▸ To do
Copy each line below exactly and leave the pictures out.

----------------------------------------

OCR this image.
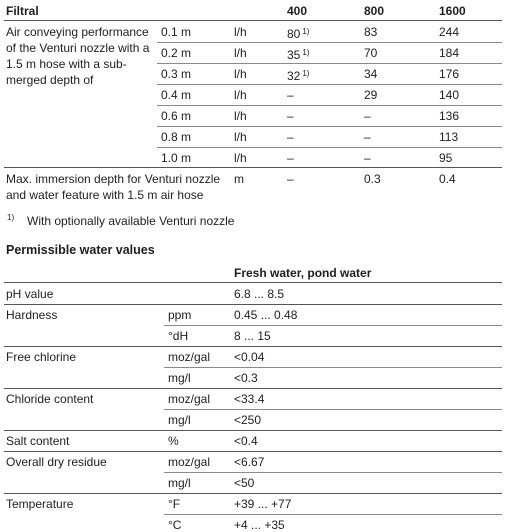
Filtral	400	800	1600
Air conveying performance
of the Venturi nozzle with a
1.5 m hose with a sub-
merged depth of
0.1 m	l/h	80 $^{1)}$	83	244
0.2 m	l/h	35 $^{1)}$	70	184
0.3 m	l/h	32 $^{1)}$	34	176
0.4 m	l/h	–	29	140
0.6 m	l/h	–	–	136
0.8 m	l/h	–	–	113
1.0 m	l/h	–	–	95
Max. immersion depth for Venturi nozzle
and water feature with 1.5 m air hose
m	–	0.3	0.4
1) With optionally available Venturi nozzle
Permissible water values
Fresh water, pond water
pH value	6.8 ... 8.5
Hardness	ppm	0.45 ... 0.48
°dH	8 ... 15
Free chlorine	moz/gal <0.04
mg/l	<0.3
Chloride content	moz/gal <33.4
mg/l	<250
Salt content	%	<0.4
Overall dry residue	moz/gal <6.67
mg/l	<50
Temperature	°F	+39 ... +77
°C	+4 ... +35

----------------------------------------

▸ Completed exercise
OCR this image.
Filtral	400	800	1600
Air conveying performance
of the Venturi nozzle with a
1.5 m hose with a sub-
merged depth of
0.1 m	l/h	80 $^{1)}$	83	244
0.2 m	l/h	35 $^{1)}$	70	184
0.3 m	l/h	32 $^{1)}$	34	176
0.4 m	l/h	–	29	140
0.6 m	l/h	–	–	136
0.8 m	l/h	–	–	113
1.0 m	l/h	–	–	95
Max. immersion depth for Venturi nozzle
and water feature with 1.5 m air hose
m	–	0.3	0.4
1) With optionally available Venturi nozzle
Permissible water values
Fresh water, pond water
pH value	6.8 ... 8.5
Hardness	ppm	0.45 ... 0.48
°dH	8 ... 15
Free chlorine	moz/gal <0.04
mg/l	<0.3
Chloride content	moz/gal <33.4
mg/l	<250
Salt content	%	<0.4
Overall dry residue	moz/gal <6.67
mg/l	<50
Temperature	°F	+39 ... +77
°C	+4 ... +35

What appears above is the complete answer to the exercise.